• Rows from a dataset
==========

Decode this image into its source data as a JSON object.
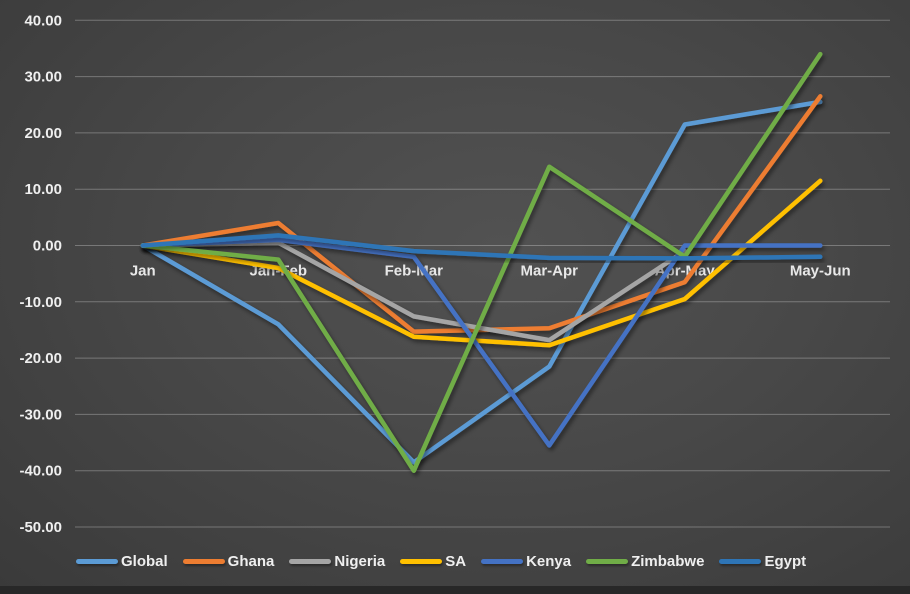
{
  "chart_data": {
    "type": "line",
    "categories": [
      "Jan",
      "Jan-Feb",
      "Feb-Mar",
      "Mar-Apr",
      "Apr-May",
      "May-Jun"
    ],
    "series": [
      {
        "name": "Global",
        "color": "#5B9BD5",
        "values": [
          0,
          -14,
          -38.5,
          -21.5,
          21.5,
          25.5
        ]
      },
      {
        "name": "Ghana",
        "color": "#ED7D31",
        "values": [
          0,
          4,
          -15.3,
          -14.7,
          -6.5,
          26.5
        ]
      },
      {
        "name": "Nigeria",
        "color": "#A5A5A5",
        "values": [
          0,
          0.5,
          -12.6,
          -16.8,
          -1,
          null
        ]
      },
      {
        "name": "SA",
        "color": "#FFC000",
        "values": [
          0,
          -4,
          -16.2,
          -17.7,
          -9.5,
          11.5
        ]
      },
      {
        "name": "Kenya",
        "color": "#4472C4",
        "values": [
          0,
          1,
          -2,
          -35.5,
          0,
          0
        ]
      },
      {
        "name": "Zimbabwe",
        "color": "#70AD47",
        "values": [
          0,
          -2.5,
          -40,
          14,
          -2,
          34
        ]
      },
      {
        "name": "Egypt",
        "color": "#2E75B6",
        "values": [
          0,
          1.8,
          -1,
          -2.2,
          -2.3,
          -2
        ]
      }
    ],
    "title": "",
    "xlabel": "",
    "ylabel": "",
    "ylim": [
      -50,
      40
    ],
    "y_tick_step": 10,
    "y_tick_format_decimals": 2,
    "grid": "horizontal",
    "legend_position": "bottom",
    "background": "dark-gray-gradient",
    "colors": {
      "grid": "rgba(255,255,255,0.28)",
      "tick_text": "#efefef",
      "legend_text": "#efefef"
    }
  }
}
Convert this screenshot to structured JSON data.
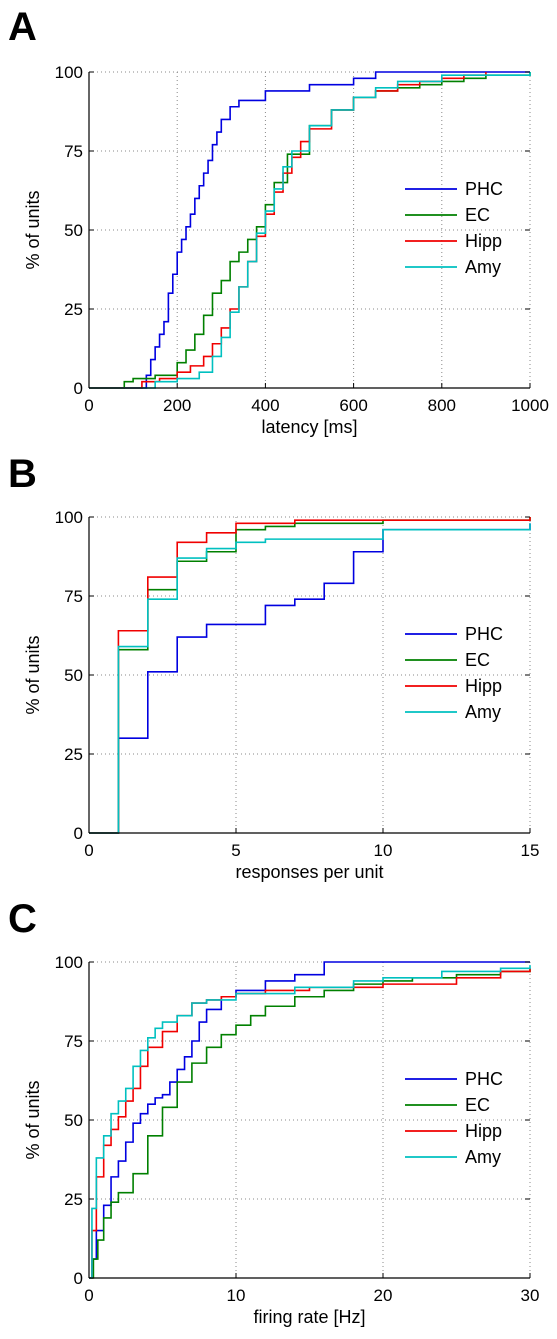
{
  "colors": {
    "PHC": "#0000e0",
    "EC": "#008000",
    "Hipp": "#f00000",
    "Amy": "#00c0c0",
    "grid": "#888888",
    "axis": "#000000"
  },
  "chart_data": [
    {
      "type": "line",
      "step": true,
      "panel_label": "A",
      "title": "",
      "xlabel": "latency [ms]",
      "ylabel": "% of units",
      "xlim": [
        0,
        1000
      ],
      "ylim": [
        0,
        100
      ],
      "xticks": [
        0,
        200,
        400,
        600,
        800,
        1000
      ],
      "yticks": [
        0,
        25,
        50,
        75,
        100
      ],
      "grid": true,
      "legend_position": "right",
      "series": [
        {
          "name": "PHC",
          "color_key": "PHC",
          "x": [
            0,
            120,
            130,
            140,
            150,
            160,
            170,
            180,
            190,
            200,
            210,
            220,
            230,
            240,
            250,
            260,
            270,
            280,
            290,
            300,
            320,
            340,
            360,
            400,
            450,
            500,
            550,
            600,
            650,
            1000
          ],
          "y": [
            0,
            0,
            4,
            9,
            13,
            17,
            21,
            30,
            36,
            43,
            47,
            51,
            55,
            60,
            64,
            68,
            72,
            77,
            81,
            85,
            89,
            91,
            91,
            94,
            94,
            96,
            96,
            98,
            100,
            100
          ]
        },
        {
          "name": "EC",
          "color_key": "EC",
          "x": [
            0,
            60,
            80,
            100,
            150,
            200,
            220,
            240,
            260,
            280,
            300,
            320,
            340,
            360,
            380,
            400,
            420,
            450,
            500,
            550,
            600,
            650,
            700,
            750,
            800,
            850,
            900,
            1000
          ],
          "y": [
            0,
            0,
            2,
            3,
            4,
            8,
            12,
            17,
            23,
            30,
            34,
            40,
            43,
            47,
            51,
            58,
            65,
            74,
            83,
            88,
            92,
            94,
            95,
            96,
            97,
            98,
            99,
            100
          ]
        },
        {
          "name": "Hipp",
          "color_key": "Hipp",
          "x": [
            0,
            80,
            120,
            160,
            200,
            230,
            260,
            280,
            300,
            320,
            340,
            360,
            380,
            400,
            420,
            440,
            460,
            480,
            500,
            550,
            600,
            650,
            700,
            750,
            800,
            850,
            900
          ],
          "y": [
            0,
            0,
            2,
            3,
            5,
            7,
            10,
            14,
            19,
            25,
            32,
            40,
            48,
            55,
            62,
            68,
            73,
            78,
            82,
            88,
            92,
            94,
            96,
            97,
            98,
            99,
            100
          ]
        },
        {
          "name": "Amy",
          "color_key": "Amy",
          "x": [
            0,
            110,
            150,
            200,
            250,
            280,
            300,
            320,
            340,
            360,
            380,
            400,
            420,
            440,
            460,
            500,
            550,
            600,
            650,
            700,
            800,
            1000
          ],
          "y": [
            0,
            0,
            2,
            3,
            5,
            10,
            16,
            24,
            32,
            40,
            49,
            56,
            63,
            70,
            75,
            83,
            88,
            92,
            95,
            97,
            99,
            100
          ]
        }
      ]
    },
    {
      "type": "line",
      "step": true,
      "panel_label": "B",
      "title": "",
      "xlabel": "responses per unit",
      "ylabel": "% of units",
      "xlim": [
        0,
        15
      ],
      "ylim": [
        0,
        100
      ],
      "xticks": [
        0,
        5,
        10,
        15
      ],
      "yticks": [
        0,
        25,
        50,
        75,
        100
      ],
      "grid": true,
      "legend_position": "right",
      "series": [
        {
          "name": "PHC",
          "color_key": "PHC",
          "x": [
            0,
            1,
            2,
            3,
            4,
            5,
            6,
            7,
            8,
            9,
            10,
            15
          ],
          "y": [
            0,
            30,
            51,
            62,
            66,
            66,
            72,
            74,
            79,
            89,
            96,
            98
          ]
        },
        {
          "name": "EC",
          "color_key": "EC",
          "x": [
            0,
            1,
            2,
            3,
            4,
            5,
            6,
            7,
            8,
            10,
            12,
            15
          ],
          "y": [
            0,
            58,
            77,
            86,
            89,
            96,
            97,
            98,
            98,
            99,
            99,
            100
          ]
        },
        {
          "name": "Hipp",
          "color_key": "Hipp",
          "x": [
            0,
            1,
            2,
            3,
            4,
            5,
            6,
            7,
            8,
            10,
            12,
            15
          ],
          "y": [
            0,
            64,
            81,
            92,
            95,
            98,
            98,
            99,
            99,
            99,
            99,
            100
          ]
        },
        {
          "name": "Amy",
          "color_key": "Amy",
          "x": [
            0,
            1,
            2,
            3,
            4,
            5,
            6,
            10,
            12,
            15
          ],
          "y": [
            0,
            59,
            74,
            87,
            90,
            92,
            93,
            96,
            96,
            98
          ]
        }
      ]
    },
    {
      "type": "line",
      "step": true,
      "panel_label": "C",
      "title": "",
      "xlabel": "firing rate [Hz]",
      "ylabel": "% of units",
      "xlim": [
        0,
        30
      ],
      "ylim": [
        0,
        100
      ],
      "xticks": [
        0,
        10,
        20,
        30
      ],
      "yticks": [
        0,
        25,
        50,
        75,
        100
      ],
      "grid": true,
      "legend_position": "right",
      "series": [
        {
          "name": "PHC",
          "color_key": "PHC",
          "x": [
            0,
            0.2,
            0.5,
            1,
            1.5,
            2,
            2.5,
            3,
            3.5,
            4,
            4.5,
            5,
            5.5,
            6,
            6.5,
            7,
            7.5,
            8,
            9,
            10,
            12,
            14,
            16,
            20,
            30
          ],
          "y": [
            0,
            6,
            15,
            23,
            32,
            37,
            43,
            49,
            52,
            55,
            57,
            58,
            62,
            66,
            70,
            75,
            81,
            85,
            89,
            91,
            94,
            96,
            100,
            100,
            100
          ]
        },
        {
          "name": "EC",
          "color_key": "EC",
          "x": [
            0,
            0.3,
            0.6,
            1,
            1.5,
            2,
            3,
            4,
            5,
            6,
            7,
            8,
            9,
            10,
            11,
            12,
            14,
            16,
            18,
            20,
            22,
            25,
            28,
            30
          ],
          "y": [
            0,
            6,
            12,
            19,
            24,
            27,
            33,
            45,
            54,
            62,
            68,
            73,
            77,
            80,
            83,
            86,
            89,
            91,
            93,
            94,
            95,
            96,
            97,
            98
          ]
        },
        {
          "name": "Hipp",
          "color_key": "Hipp",
          "x": [
            0,
            0.2,
            0.5,
            1,
            1.5,
            2,
            2.5,
            3,
            3.5,
            4,
            5,
            6,
            7,
            8,
            9,
            10,
            12,
            15,
            20,
            22,
            25,
            28,
            30
          ],
          "y": [
            0,
            15,
            32,
            42,
            47,
            51,
            56,
            60,
            67,
            73,
            78,
            83,
            87,
            88,
            89,
            90,
            91,
            92,
            93,
            93,
            95,
            97,
            98
          ]
        },
        {
          "name": "Amy",
          "color_key": "Amy",
          "x": [
            0,
            0.2,
            0.5,
            1,
            1.5,
            2,
            2.5,
            3,
            3.5,
            4,
            4.5,
            5,
            6,
            7,
            8,
            10,
            14,
            18,
            20,
            24,
            28,
            30
          ],
          "y": [
            0,
            22,
            38,
            45,
            52,
            56,
            60,
            67,
            72,
            76,
            79,
            81,
            83,
            87,
            88,
            90,
            92,
            94,
            95,
            97,
            98,
            99
          ]
        }
      ]
    }
  ]
}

==========

• Work instructions
Sift the material for lines with the string "this". Copy each one found.

• Correct answer
Decode this image into its source data as a JSON object.
Convert this screenshot to structured JSON data.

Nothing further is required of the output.